__Exercise inputs__.
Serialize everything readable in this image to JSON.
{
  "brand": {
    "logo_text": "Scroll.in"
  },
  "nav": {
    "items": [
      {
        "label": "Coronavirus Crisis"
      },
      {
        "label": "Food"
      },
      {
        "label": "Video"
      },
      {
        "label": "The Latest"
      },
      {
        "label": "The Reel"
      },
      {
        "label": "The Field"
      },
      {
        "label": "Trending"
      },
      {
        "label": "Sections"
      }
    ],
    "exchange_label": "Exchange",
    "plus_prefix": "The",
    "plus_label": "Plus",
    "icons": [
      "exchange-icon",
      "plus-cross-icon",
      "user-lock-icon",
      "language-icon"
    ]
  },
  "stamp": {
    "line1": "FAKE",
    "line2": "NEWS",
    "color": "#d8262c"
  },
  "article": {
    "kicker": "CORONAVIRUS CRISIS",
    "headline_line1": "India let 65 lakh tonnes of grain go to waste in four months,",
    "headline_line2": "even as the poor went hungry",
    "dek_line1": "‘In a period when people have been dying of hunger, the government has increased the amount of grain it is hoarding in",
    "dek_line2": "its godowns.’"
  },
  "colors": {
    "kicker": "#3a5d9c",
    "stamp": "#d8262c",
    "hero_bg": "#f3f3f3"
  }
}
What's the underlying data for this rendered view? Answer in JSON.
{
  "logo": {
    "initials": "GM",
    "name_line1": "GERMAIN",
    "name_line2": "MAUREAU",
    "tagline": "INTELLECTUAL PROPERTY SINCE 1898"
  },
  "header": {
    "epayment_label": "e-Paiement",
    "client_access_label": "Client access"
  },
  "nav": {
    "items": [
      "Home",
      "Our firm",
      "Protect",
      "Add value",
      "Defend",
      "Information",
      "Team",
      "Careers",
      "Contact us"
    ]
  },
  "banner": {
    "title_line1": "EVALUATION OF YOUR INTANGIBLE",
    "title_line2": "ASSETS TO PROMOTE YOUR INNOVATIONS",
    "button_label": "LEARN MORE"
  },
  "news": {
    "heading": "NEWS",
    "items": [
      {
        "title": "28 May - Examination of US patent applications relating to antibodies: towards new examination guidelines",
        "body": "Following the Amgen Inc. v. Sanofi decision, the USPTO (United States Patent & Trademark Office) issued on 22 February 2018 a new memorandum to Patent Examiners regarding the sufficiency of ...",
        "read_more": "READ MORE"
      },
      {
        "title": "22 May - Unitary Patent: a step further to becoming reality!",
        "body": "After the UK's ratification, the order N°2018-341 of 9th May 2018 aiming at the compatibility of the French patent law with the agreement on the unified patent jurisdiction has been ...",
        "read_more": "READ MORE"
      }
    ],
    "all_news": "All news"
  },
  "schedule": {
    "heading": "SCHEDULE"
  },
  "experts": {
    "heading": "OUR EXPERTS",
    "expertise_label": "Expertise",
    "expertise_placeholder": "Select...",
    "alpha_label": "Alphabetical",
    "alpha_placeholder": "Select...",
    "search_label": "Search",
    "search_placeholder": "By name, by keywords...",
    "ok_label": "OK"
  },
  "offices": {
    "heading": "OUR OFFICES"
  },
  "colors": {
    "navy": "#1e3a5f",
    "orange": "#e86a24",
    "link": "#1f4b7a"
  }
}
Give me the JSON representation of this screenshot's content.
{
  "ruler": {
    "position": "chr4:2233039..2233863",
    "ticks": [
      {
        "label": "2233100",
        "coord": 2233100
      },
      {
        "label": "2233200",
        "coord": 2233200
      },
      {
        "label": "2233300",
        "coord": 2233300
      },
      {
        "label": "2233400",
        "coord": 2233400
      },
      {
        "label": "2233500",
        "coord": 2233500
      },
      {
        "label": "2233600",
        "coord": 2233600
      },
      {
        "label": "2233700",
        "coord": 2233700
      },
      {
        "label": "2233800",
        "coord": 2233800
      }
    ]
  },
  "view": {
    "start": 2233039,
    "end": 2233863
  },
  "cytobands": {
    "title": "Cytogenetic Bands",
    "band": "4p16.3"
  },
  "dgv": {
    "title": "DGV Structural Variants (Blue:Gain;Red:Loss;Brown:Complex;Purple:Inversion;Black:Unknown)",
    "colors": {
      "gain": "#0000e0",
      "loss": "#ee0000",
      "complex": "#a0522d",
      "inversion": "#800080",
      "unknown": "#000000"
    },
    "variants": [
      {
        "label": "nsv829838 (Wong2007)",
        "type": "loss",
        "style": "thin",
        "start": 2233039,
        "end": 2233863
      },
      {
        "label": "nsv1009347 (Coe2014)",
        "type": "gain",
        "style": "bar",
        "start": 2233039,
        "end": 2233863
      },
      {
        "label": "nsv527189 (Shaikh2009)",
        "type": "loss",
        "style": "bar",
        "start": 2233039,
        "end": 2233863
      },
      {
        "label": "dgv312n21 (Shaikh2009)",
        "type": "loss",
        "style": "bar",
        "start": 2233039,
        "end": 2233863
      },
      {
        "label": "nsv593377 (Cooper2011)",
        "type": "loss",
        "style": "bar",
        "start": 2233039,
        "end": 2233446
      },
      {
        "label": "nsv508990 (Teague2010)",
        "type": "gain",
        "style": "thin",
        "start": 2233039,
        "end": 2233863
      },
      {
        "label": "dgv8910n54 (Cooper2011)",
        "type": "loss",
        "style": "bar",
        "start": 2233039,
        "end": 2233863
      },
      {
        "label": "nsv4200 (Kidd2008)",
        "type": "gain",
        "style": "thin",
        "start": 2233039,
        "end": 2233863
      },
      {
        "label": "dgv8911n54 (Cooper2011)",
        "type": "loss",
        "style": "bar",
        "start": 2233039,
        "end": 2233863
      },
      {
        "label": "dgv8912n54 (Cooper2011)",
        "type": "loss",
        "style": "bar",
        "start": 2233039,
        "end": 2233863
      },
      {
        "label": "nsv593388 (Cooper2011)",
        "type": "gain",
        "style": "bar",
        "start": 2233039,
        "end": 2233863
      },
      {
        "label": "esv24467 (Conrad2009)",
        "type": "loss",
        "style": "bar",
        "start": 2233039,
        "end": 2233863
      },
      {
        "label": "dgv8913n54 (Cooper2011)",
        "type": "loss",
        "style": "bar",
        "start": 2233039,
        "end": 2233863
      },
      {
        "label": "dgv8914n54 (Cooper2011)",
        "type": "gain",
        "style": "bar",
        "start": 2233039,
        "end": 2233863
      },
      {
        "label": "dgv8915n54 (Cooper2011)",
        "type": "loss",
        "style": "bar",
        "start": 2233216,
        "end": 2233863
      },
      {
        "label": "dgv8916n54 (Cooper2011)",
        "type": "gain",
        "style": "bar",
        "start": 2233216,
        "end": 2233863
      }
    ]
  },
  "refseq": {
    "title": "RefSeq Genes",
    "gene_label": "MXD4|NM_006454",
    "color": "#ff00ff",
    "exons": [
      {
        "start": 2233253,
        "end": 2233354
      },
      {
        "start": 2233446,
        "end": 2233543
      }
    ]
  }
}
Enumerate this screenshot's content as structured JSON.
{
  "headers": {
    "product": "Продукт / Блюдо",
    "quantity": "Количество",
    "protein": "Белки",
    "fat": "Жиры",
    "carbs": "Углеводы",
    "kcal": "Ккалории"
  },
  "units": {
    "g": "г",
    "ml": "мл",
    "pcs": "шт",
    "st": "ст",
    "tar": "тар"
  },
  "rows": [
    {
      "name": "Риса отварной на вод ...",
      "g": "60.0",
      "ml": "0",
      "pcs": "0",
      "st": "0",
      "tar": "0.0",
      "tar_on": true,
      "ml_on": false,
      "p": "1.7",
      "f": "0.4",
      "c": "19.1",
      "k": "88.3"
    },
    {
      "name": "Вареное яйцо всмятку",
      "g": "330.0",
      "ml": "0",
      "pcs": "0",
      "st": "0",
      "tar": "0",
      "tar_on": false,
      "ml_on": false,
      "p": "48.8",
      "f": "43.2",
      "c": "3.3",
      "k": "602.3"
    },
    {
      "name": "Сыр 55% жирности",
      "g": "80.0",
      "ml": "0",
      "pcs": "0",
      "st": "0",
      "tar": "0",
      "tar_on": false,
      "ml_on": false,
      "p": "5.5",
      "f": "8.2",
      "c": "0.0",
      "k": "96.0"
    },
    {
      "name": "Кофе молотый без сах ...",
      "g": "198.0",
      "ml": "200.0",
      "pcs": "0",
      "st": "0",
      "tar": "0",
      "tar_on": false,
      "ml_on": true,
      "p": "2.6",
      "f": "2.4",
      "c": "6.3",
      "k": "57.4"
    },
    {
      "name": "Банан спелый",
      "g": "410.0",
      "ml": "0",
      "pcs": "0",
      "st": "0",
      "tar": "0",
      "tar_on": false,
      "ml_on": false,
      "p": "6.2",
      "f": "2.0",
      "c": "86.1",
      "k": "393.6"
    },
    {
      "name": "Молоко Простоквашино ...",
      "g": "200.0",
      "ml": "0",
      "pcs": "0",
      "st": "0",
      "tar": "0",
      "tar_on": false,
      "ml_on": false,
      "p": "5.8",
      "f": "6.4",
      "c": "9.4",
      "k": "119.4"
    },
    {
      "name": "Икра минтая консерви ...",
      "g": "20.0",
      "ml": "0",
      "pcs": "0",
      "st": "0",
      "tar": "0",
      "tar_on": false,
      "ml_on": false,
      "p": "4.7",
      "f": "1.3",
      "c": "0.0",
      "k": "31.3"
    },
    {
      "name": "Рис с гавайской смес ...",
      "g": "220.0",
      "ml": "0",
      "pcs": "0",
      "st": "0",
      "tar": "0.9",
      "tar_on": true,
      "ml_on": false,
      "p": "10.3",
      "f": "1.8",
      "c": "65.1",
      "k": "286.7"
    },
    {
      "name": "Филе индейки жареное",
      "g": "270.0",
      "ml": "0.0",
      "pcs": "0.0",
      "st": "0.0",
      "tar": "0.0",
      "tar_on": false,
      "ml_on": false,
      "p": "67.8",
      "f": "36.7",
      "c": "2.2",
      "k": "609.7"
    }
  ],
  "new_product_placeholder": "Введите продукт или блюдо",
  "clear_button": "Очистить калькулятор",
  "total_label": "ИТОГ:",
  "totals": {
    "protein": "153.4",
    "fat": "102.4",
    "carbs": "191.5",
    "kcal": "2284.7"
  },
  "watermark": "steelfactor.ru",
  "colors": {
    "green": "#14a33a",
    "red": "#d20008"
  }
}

__What to produce__. Return each line above where the word "this" shows up.

__Result of the exercise__.
Serialize everything readable in this image to JSON.
What's the underlying data for this rendered view? Answer in JSON.
Give me the JSON representation of this screenshot's content.
Enumerate this screenshot's content as structured JSON.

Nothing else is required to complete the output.